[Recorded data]
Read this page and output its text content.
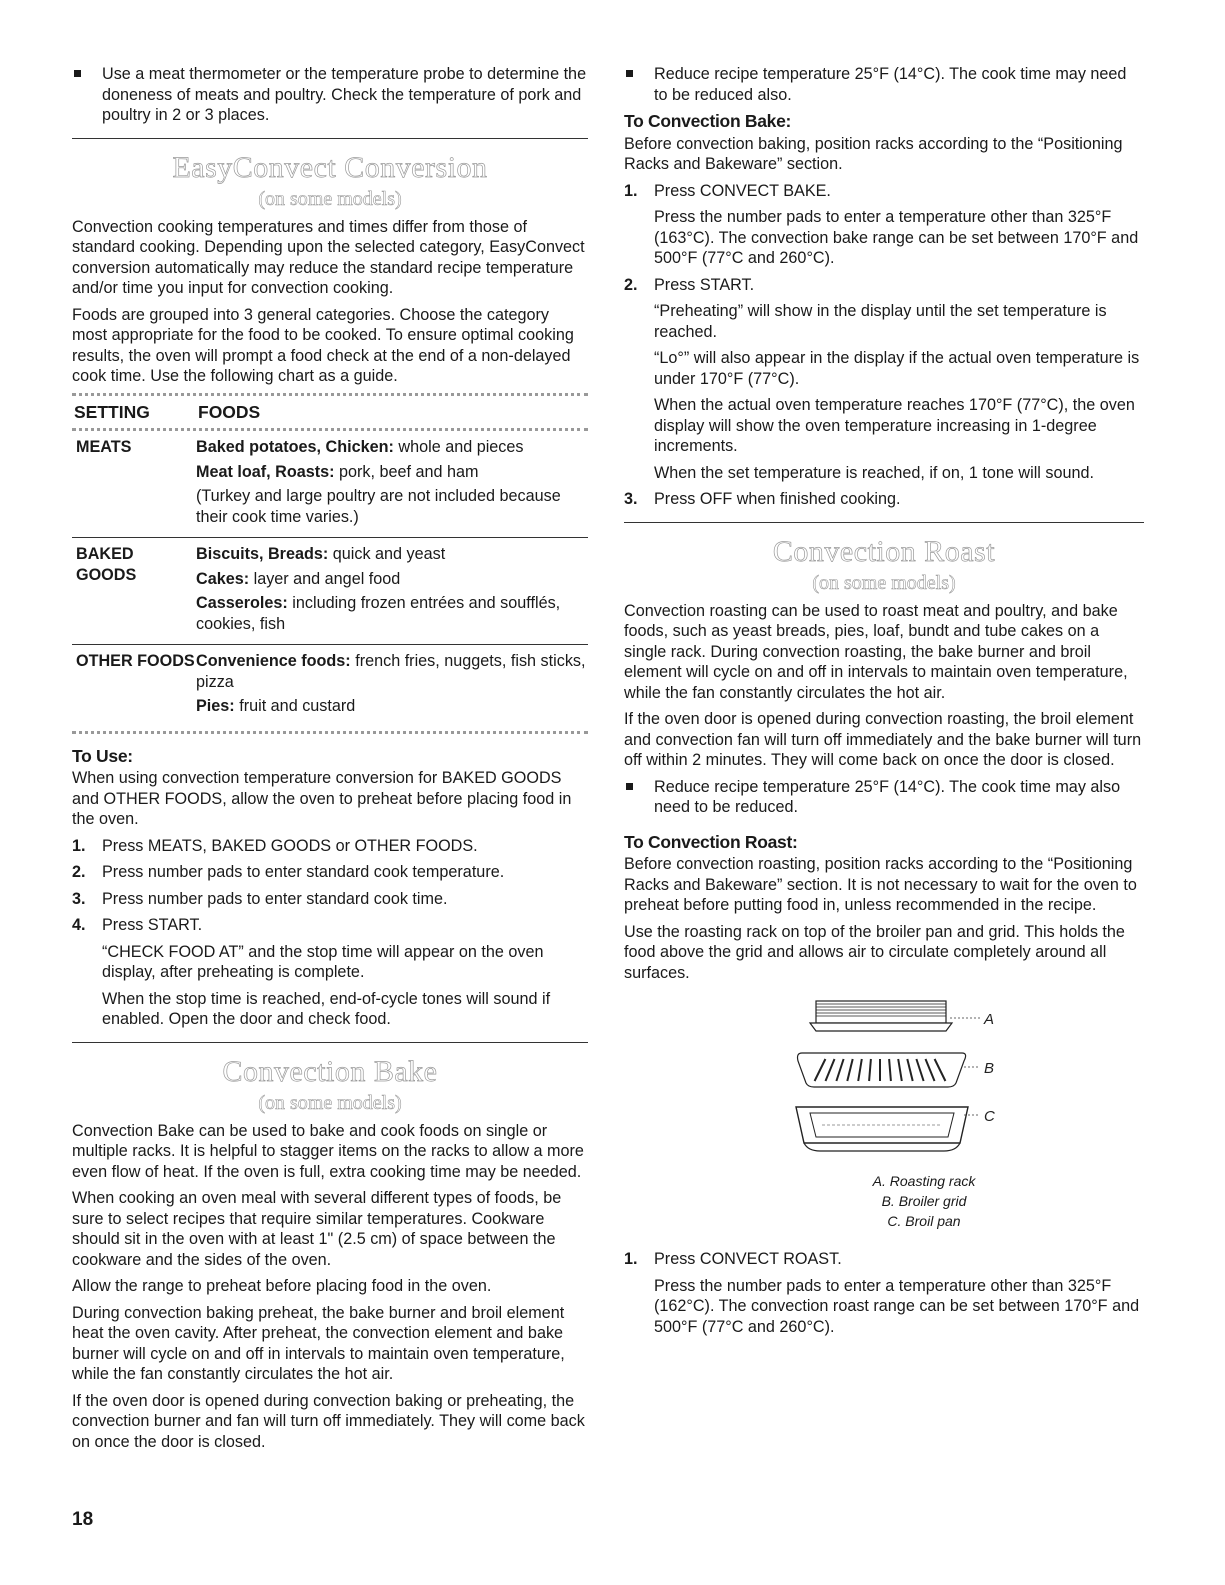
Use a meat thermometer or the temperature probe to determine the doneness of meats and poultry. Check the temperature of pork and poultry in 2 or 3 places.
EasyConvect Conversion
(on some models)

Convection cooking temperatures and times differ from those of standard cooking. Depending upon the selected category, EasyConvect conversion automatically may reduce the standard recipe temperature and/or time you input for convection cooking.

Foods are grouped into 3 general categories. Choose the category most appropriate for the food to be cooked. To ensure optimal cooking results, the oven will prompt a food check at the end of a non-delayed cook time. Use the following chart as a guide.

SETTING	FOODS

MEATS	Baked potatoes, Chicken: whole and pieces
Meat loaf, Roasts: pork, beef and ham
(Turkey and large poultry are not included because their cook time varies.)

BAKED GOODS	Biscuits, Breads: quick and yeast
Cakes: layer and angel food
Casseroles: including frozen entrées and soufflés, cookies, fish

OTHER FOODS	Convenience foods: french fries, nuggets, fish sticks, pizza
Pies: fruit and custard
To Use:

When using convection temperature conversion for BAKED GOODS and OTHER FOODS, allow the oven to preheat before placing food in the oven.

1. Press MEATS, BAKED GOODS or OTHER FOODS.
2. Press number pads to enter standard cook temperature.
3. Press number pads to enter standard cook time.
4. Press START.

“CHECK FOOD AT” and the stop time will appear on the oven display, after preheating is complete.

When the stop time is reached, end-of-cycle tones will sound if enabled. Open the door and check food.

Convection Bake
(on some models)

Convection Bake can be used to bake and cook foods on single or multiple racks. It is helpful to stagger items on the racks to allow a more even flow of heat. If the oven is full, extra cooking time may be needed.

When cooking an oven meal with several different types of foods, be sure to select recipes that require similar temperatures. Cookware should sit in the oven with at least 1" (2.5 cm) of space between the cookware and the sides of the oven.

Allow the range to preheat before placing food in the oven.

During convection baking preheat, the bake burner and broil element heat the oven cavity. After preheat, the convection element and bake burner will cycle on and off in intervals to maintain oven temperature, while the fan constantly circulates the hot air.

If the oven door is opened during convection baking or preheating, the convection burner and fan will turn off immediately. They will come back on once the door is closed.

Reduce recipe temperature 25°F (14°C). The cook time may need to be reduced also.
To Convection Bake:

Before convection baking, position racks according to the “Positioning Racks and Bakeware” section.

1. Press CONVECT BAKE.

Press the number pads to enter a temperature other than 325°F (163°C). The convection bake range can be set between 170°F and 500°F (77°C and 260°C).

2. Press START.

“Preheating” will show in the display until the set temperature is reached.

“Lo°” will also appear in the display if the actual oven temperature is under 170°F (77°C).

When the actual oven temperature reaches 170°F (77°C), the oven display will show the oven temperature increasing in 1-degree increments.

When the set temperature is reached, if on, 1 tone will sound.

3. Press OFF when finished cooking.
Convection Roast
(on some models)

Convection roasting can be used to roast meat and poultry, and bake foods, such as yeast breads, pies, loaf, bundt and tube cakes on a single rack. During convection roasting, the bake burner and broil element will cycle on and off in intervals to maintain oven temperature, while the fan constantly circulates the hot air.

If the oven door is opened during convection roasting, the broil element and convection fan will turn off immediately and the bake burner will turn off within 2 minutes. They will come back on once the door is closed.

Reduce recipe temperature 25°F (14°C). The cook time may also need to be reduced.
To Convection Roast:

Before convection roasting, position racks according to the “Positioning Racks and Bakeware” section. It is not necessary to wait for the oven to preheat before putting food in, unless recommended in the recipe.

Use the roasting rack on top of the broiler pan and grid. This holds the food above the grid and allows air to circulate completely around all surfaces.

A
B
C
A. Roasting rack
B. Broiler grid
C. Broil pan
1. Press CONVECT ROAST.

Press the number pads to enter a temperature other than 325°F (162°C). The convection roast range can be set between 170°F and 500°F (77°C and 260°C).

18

| TASK |
Leave the pictures out, and print every line of the listing exactly as written.

| THE REPLY |
Read this page and output its text content.
Use a meat thermometer or the temperature probe to determine the doneness of meats and poultry. Check the temperature of pork and poultry in 2 or 3 places.
EasyConvect Conversion
(on some models)

Convection cooking temperatures and times differ from those of standard cooking. Depending upon the selected category, EasyConvect conversion automatically may reduce the standard recipe temperature and/or time you input for convection cooking.

Foods are grouped into 3 general categories. Choose the category most appropriate for the food to be cooked. To ensure optimal cooking results, the oven will prompt a food check at the end of a non-delayed cook time. Use the following chart as a guide.

SETTING	FOODS

MEATS	Baked potatoes, Chicken: whole and pieces
Meat loaf, Roasts: pork, beef and ham
(Turkey and large poultry are not included because their cook time varies.)

BAKED GOODS	Biscuits, Breads: quick and yeast
Cakes: layer and angel food
Casseroles: including frozen entrées and soufflés, cookies, fish

OTHER FOODS	Convenience foods: french fries, nuggets, fish sticks, pizza
Pies: fruit and custard
To Use:

When using convection temperature conversion for BAKED GOODS and OTHER FOODS, allow the oven to preheat before placing food in the oven.

1. Press MEATS, BAKED GOODS or OTHER FOODS.
2. Press number pads to enter standard cook temperature.
3. Press number pads to enter standard cook time.
4. Press START.

“CHECK FOOD AT” and the stop time will appear on the oven display, after preheating is complete.

When the stop time is reached, end-of-cycle tones will sound if enabled. Open the door and check food.

Convection Bake
(on some models)

Convection Bake can be used to bake and cook foods on single or multiple racks. It is helpful to stagger items on the racks to allow a more even flow of heat. If the oven is full, extra cooking time may be needed.

When cooking an oven meal with several different types of foods, be sure to select recipes that require similar temperatures. Cookware should sit in the oven with at least 1" (2.5 cm) of space between the cookware and the sides of the oven.

Allow the range to preheat before placing food in the oven.

During convection baking preheat, the bake burner and broil element heat the oven cavity. After preheat, the convection element and bake burner will cycle on and off in intervals to maintain oven temperature, while the fan constantly circulates the hot air.

If the oven door is opened during convection baking or preheating, the convection burner and fan will turn off immediately. They will come back on once the door is closed.

Reduce recipe temperature 25°F (14°C). The cook time may need to be reduced also.
To Convection Bake:

Before convection baking, position racks according to the “Positioning Racks and Bakeware” section.

1. Press CONVECT BAKE.

Press the number pads to enter a temperature other than 325°F (163°C). The convection bake range can be set between 170°F and 500°F (77°C and 260°C).

2. Press START.

“Preheating” will show in the display until the set temperature is reached.

“Lo°” will also appear in the display if the actual oven temperature is under 170°F (77°C).

When the actual oven temperature reaches 170°F (77°C), the oven display will show the oven temperature increasing in 1-degree increments.

When the set temperature is reached, if on, 1 tone will sound.

3. Press OFF when finished cooking.
Convection Roast
(on some models)

Convection roasting can be used to roast meat and poultry, and bake foods, such as yeast breads, pies, loaf, bundt and tube cakes on a single rack. During convection roasting, the bake burner and broil element will cycle on and off in intervals to maintain oven temperature, while the fan constantly circulates the hot air.

If the oven door is opened during convection roasting, the broil element and convection fan will turn off immediately and the bake burner will turn off within 2 minutes. They will come back on once the door is closed.

Reduce recipe temperature 25°F (14°C). The cook time may also need to be reduced.
To Convection Roast:

Before convection roasting, position racks according to the “Positioning Racks and Bakeware” section. It is not necessary to wait for the oven to preheat before putting food in, unless recommended in the recipe.

Use the roasting rack on top of the broiler pan and grid. This holds the food above the grid and allows air to circulate completely around all surfaces.

A
B
C
A. Roasting rack
B. Broiler grid
C. Broil pan
1. Press CONVECT ROAST.

Press the number pads to enter a temperature other than 325°F (162°C). The convection roast range can be set between 170°F and 500°F (77°C and 260°C).

18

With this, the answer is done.